The problem> Reproduce all of the material word for word.
________________________
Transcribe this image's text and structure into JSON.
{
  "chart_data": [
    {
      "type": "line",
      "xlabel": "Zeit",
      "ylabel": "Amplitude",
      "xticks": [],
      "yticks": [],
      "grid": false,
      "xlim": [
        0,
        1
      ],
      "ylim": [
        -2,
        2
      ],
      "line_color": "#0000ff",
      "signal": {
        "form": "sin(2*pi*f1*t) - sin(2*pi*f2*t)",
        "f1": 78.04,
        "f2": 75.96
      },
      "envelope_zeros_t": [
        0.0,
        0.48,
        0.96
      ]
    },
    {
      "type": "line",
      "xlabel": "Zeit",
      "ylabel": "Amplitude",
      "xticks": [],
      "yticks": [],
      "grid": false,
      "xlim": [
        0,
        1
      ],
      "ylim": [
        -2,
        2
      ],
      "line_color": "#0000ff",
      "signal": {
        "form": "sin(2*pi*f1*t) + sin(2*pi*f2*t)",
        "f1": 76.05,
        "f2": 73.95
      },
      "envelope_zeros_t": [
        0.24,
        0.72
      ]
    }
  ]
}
________________________
Result of this exercise>
Transcribe this image's text and structure into JSON.
{
  "chart_data": [
    {
      "type": "line",
      "xlabel": "Zeit",
      "ylabel": "Amplitude",
      "xticks": [],
      "yticks": [],
      "grid": false,
      "xlim": [
        0,
        1
      ],
      "ylim": [
        -2,
        2
      ],
      "line_color": "#0000ff",
      "signal": {
        "form": "sin(2*pi*f1*t) - sin(2*pi*f2*t)",
        "f1": 78.04,
        "f2": 75.96
      },
      "envelope_zeros_t": [
        0.0,
        0.48,
        0.96
      ]
    },
    {
      "type": "line",
      "xlabel": "Zeit",
      "ylabel": "Amplitude",
      "xticks": [],
      "yticks": [],
      "grid": false,
      "xlim": [
        0,
        1
      ],
      "ylim": [
        -2,
        2
      ],
      "line_color": "#0000ff",
      "signal": {
        "form": "sin(2*pi*f1*t) + sin(2*pi*f2*t)",
        "f1": 76.05,
        "f2": 73.95
      },
      "envelope_zeros_t": [
        0.24,
        0.72
      ]
    }
  ]
}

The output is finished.